*** Opening of GIVEN TEXT ***

Part of the scripting.com web server. San Francisco CA USA. 5/26/96.

Reviewer's Guide

There is a perception in the Macintosh scripting community that Frontier and AppleScript are competitive. Actually, they are totally complementary, since there isn't much feature overlap, and since Frontier is also a great AppleScript development and runtime environment.

And now that Frontier is free, and AppleScript always was free, how could they possibly be competitive?

Regardless, the perception is that they are competitive. So, compete we will! As MacWEEK says, Frontier blows the doors off AppleScript.

Here's how.

Defining the Category

First, let's define the category.

It's called "Macintosh System-Level Scripting Environments." The purpose of system-level scripting software is to offer inventive users a way to customize and automate the use of the Macintosh file system, operating system, networks and application and utility software.

To serve this market a product must offer a complete set of integrated tools that support script editing and debugging, user interface design, persistent storage of information, a comprehensive verb set, and documentation and support tools.

System-level scripting is not a new category. Character-based systems, such as Unix and MS-DOS, offered system-level scripting thru their shell/batch languages. But more powerful operating systems such as the Macintosh OS offer an opportunity to do much more.

Who is the user?

The largest audience for scripting tools are Macintosh network managers; desktop publishing service bureaus; Internet system managers, web content developers and end-users; in-house and consulting/contracting organizations; commercial software developers.

The people are script writers. Their users range widely in levels of experience and committment to using computers. Some of the tools script writers develop are for their own use, and others are deployed to end-users and others run on servers.

Frontier is designed first to serve the needs of script writers, and in doing so, supporting their users.

*** Close of GIVEN TEXT ***
*** Opening of INFORMATION GIVEN ***

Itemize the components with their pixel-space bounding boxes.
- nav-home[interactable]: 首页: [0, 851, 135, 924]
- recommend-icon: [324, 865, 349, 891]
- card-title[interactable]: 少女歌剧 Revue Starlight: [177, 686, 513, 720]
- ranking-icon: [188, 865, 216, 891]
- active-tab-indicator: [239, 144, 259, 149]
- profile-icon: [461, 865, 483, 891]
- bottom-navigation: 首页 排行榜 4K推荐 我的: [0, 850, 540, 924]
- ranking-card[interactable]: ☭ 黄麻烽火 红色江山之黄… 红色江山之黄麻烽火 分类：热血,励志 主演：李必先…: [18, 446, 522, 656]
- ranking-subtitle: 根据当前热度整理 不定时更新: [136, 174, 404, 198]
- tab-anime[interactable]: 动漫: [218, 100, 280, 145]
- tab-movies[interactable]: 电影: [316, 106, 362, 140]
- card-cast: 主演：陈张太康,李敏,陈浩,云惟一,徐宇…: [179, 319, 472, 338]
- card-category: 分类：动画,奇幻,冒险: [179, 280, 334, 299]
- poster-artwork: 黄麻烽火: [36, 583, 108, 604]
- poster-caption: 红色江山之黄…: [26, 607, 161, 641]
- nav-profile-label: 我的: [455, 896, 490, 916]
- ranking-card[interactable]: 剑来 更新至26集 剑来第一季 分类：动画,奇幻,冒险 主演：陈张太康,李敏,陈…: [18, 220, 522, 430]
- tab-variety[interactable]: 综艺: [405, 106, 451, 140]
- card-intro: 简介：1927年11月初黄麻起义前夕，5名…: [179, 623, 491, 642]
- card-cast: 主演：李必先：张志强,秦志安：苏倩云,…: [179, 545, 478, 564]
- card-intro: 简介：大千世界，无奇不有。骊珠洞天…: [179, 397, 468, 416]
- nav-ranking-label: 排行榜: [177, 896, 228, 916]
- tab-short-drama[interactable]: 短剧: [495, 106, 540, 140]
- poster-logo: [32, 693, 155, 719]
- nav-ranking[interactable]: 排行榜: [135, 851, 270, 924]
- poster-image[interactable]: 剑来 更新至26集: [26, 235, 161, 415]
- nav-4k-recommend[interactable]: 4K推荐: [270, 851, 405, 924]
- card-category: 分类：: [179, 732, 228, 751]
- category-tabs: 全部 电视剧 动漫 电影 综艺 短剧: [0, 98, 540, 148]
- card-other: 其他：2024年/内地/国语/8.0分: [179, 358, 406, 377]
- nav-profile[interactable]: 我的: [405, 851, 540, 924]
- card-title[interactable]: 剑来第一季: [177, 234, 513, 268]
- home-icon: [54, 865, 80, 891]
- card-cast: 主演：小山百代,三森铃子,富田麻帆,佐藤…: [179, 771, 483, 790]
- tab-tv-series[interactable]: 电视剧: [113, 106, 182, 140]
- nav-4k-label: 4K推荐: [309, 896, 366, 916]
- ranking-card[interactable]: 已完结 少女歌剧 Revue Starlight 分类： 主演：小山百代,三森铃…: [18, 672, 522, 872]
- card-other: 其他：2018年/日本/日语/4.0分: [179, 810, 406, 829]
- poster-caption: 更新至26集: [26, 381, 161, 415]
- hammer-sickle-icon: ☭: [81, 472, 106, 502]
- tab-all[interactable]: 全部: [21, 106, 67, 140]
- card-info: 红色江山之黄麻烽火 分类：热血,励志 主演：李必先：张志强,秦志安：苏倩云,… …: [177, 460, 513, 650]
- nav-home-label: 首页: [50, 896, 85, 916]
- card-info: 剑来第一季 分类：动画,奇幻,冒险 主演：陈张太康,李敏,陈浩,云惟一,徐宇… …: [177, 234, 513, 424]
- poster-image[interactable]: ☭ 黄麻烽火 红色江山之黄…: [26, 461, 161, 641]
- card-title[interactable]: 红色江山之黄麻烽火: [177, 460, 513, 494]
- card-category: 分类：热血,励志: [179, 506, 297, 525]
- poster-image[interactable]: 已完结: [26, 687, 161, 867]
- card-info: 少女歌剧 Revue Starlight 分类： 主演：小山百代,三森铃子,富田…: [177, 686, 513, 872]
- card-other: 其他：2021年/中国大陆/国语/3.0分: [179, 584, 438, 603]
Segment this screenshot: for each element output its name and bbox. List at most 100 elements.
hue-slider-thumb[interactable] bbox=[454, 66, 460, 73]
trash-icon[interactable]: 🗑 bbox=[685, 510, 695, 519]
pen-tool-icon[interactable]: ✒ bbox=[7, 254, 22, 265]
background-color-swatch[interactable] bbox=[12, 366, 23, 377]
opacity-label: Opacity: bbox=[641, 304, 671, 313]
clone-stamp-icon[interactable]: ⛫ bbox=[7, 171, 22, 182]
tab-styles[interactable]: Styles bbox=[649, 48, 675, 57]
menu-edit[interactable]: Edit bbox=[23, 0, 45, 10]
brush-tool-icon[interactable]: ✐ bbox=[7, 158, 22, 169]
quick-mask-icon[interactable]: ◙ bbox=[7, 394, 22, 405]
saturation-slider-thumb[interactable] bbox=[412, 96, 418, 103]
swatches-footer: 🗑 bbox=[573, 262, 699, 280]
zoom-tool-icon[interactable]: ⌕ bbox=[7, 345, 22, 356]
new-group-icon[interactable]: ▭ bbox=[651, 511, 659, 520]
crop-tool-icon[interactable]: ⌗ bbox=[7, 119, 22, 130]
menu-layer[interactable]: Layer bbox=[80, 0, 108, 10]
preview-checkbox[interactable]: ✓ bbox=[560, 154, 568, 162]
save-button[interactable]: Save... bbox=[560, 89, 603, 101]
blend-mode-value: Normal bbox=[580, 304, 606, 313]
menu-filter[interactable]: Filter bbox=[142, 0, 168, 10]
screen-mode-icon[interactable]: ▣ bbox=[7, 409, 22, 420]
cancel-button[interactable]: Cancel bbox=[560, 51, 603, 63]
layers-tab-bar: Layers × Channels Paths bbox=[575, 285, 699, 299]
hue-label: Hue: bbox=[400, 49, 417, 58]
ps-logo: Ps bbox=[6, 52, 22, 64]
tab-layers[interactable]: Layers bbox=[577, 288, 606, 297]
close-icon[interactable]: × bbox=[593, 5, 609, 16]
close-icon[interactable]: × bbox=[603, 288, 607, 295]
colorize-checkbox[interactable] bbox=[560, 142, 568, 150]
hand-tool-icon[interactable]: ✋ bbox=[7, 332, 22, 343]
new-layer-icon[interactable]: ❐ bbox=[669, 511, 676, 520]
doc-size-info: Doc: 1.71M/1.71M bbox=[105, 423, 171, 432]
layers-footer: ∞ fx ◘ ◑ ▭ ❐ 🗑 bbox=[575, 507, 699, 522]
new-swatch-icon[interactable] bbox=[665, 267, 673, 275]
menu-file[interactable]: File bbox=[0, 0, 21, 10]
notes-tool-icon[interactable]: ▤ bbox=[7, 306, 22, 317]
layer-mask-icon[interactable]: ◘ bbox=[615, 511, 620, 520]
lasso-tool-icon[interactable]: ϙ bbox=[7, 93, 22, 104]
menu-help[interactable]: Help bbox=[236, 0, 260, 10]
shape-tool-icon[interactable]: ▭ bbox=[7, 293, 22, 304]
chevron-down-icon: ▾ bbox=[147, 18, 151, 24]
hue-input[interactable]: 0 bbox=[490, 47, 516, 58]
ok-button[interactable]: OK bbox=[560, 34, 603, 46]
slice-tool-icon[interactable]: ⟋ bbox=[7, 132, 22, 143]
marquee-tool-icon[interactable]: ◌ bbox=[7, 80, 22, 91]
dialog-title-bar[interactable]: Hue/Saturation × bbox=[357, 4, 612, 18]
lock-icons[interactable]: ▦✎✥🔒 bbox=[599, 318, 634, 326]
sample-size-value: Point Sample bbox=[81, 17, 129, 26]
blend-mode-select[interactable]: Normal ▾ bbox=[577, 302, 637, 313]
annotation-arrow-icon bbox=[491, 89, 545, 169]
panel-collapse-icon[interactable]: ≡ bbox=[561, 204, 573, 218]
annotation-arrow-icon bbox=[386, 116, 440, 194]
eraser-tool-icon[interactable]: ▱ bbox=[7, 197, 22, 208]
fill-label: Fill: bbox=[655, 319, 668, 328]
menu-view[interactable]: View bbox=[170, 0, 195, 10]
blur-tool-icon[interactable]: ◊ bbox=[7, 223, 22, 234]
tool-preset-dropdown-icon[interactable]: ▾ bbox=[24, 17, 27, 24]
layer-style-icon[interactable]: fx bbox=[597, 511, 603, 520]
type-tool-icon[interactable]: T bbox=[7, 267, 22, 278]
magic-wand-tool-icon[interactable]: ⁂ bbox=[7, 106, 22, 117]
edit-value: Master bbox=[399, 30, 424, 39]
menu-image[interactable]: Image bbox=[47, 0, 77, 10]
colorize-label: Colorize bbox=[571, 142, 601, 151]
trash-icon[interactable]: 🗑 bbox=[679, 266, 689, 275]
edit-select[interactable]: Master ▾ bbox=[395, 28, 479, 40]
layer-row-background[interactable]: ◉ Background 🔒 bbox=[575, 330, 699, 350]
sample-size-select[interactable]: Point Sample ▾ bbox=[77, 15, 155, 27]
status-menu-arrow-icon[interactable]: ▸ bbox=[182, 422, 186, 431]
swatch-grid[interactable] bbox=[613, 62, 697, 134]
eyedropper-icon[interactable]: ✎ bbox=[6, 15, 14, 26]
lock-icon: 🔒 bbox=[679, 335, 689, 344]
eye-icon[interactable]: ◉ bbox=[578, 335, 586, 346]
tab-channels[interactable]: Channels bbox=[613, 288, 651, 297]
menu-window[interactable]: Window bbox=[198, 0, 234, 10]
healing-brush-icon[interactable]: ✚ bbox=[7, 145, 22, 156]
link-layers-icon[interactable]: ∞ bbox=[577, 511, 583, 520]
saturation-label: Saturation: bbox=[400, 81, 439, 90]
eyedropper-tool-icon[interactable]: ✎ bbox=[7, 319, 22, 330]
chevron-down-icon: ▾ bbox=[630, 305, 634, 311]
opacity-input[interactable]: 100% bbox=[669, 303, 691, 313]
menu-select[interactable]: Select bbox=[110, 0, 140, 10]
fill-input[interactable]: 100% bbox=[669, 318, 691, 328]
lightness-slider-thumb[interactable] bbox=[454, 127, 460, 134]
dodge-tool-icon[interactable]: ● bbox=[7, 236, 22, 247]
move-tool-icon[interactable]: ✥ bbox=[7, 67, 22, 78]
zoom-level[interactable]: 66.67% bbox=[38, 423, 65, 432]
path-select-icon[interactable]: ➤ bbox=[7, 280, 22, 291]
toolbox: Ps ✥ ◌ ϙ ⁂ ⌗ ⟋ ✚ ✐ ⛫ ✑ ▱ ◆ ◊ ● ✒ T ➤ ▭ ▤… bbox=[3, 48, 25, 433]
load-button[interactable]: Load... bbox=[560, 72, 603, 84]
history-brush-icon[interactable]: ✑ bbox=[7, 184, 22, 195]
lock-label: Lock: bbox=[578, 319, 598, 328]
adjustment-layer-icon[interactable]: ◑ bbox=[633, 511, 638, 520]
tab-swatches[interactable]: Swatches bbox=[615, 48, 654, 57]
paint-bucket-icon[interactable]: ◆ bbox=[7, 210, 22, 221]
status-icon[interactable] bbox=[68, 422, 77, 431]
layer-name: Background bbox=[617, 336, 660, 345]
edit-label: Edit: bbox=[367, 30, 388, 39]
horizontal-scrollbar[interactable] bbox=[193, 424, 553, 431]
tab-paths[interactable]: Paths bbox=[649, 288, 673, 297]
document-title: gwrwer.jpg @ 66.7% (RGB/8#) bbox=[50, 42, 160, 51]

*** Close of INFORMATION GIVEN ***

### EXERCISE SET:
A) Translate this sentence from the reviewer's guide on Frontier and AppleScript into German: "But more powerful operating systems such as the Macintosh OS offer an opportunity to do much more."
B) According to the reviewer's guide on Frontier and AppleScript, what is the name of the product category it defines?
C) Carry on the reviewer's guide on Frontier and AppleScript from its last sentence.

### PER-TASK OUTPUTS:
A) Doch leistungsfähigere Betriebssysteme wie das Macintosh OS bieten die Möglichkeit, noch viel mehr zu tun.

B) Macintosh System-Level Scripting Environments.

C)
Basic Feature Set

The scripting system should define a full-featured language with logic and looping. sub-procedures, error recovery, compilation and coercion. It should have a persistent storage system.

The language should include built-in verbs to control the Macintosh operating system, file system, network and scriptable applications. Full access to the resource forks of files should be provided.

It should excel at text and numeric operations and have an open architecture to support new data types and allow compiled machine code to be executed.

Scripts should be able to call other scripts. Script writers should be able to add verbs to the language.

A full-featured script editor should be included, with an integrated script debugger. Full documentation should be included, both in print and in on-line form. It should come with a wide variety of sample scripts in source code. It should be easy to put a standard user interface on scripts and sets of scripts. A runtime interpreter should be available.

A native PowerPC version should be available.

About the Feature List

In the following sections, we break out each of the categories and detail the specific features that we believe should be part of the standard feature set for Mac system scripting. The list is brief, and many of the items are just examples of features, backed up by entire sub-systems in the Frontier software.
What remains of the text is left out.